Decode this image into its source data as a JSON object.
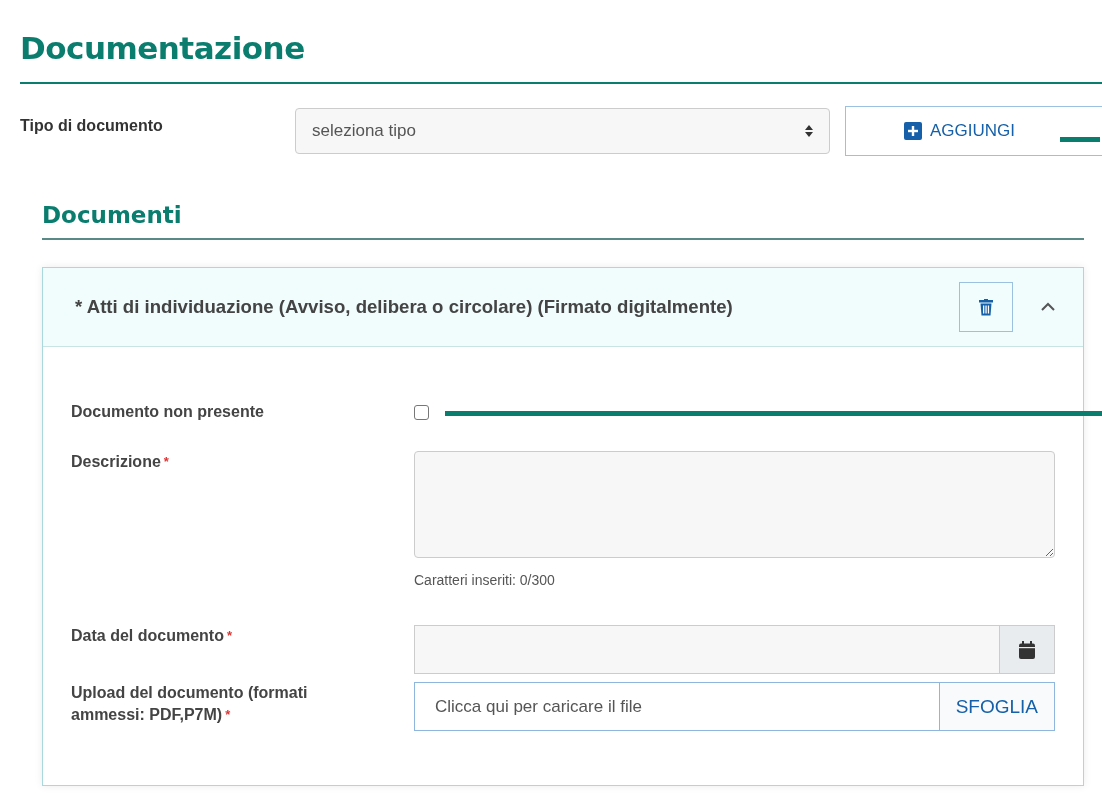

...

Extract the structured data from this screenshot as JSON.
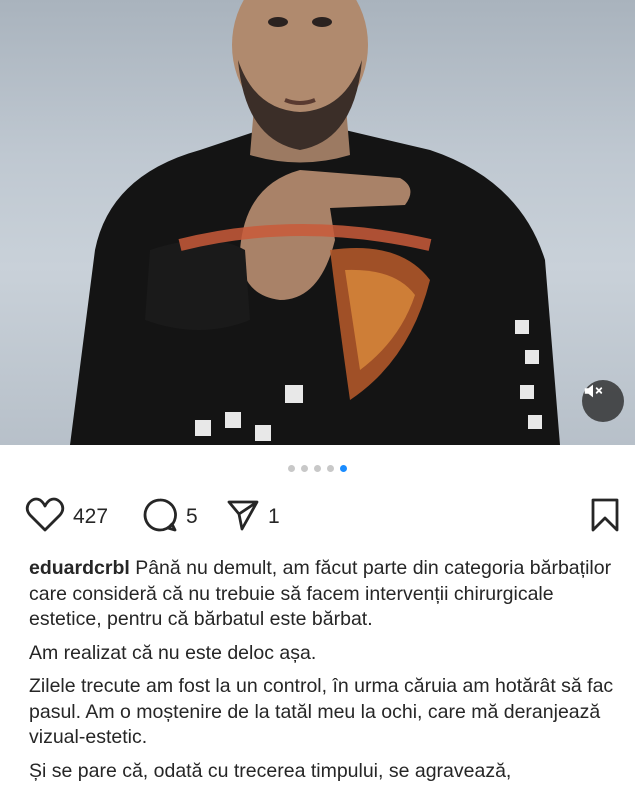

* * *

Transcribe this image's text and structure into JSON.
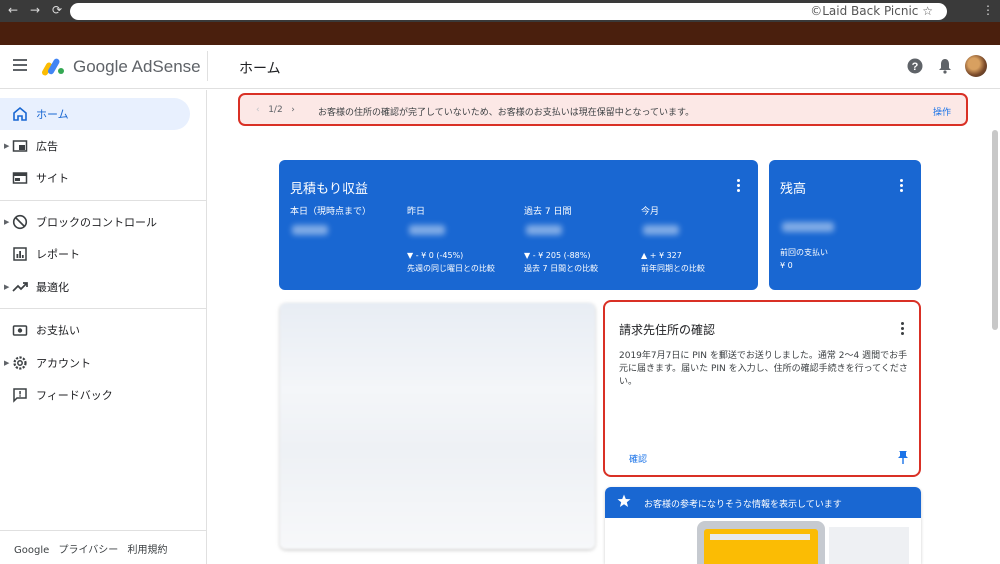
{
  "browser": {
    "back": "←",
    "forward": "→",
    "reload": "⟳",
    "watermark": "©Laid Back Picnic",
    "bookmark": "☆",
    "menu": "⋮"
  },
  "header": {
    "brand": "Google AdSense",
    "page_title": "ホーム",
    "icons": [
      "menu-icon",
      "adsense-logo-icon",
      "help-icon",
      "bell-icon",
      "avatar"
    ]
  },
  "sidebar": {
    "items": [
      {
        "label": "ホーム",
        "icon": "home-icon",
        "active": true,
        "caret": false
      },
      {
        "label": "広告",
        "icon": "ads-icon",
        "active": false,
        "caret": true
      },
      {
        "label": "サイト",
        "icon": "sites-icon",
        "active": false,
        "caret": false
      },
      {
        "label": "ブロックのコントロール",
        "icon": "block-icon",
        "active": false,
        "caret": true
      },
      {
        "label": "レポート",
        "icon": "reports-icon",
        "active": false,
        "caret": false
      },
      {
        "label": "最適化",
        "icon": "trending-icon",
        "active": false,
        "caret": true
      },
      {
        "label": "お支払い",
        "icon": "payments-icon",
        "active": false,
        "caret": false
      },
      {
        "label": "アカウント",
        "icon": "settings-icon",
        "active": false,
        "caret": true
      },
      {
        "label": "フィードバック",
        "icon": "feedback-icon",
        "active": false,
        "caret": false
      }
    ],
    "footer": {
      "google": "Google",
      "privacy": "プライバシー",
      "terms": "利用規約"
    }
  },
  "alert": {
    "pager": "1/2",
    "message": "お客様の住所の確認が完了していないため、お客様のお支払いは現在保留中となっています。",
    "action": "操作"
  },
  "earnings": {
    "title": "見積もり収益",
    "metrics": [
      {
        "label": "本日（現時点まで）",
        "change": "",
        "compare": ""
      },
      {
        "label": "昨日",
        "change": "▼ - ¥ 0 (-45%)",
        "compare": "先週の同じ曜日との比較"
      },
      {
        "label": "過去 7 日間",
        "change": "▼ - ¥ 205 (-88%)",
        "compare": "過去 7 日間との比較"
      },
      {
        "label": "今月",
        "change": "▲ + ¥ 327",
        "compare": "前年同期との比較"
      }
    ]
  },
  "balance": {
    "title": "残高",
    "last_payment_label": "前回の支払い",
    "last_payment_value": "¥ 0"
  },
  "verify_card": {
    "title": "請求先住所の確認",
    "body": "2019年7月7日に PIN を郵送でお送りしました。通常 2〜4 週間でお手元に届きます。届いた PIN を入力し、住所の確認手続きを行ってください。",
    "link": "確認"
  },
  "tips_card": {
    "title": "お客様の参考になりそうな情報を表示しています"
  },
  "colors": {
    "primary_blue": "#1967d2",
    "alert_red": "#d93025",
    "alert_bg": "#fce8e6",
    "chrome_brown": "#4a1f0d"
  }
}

:: Work required ::
Going through the lines above one by one, tally those with the word "data" and give only the total.

:: Answer to the task ::
2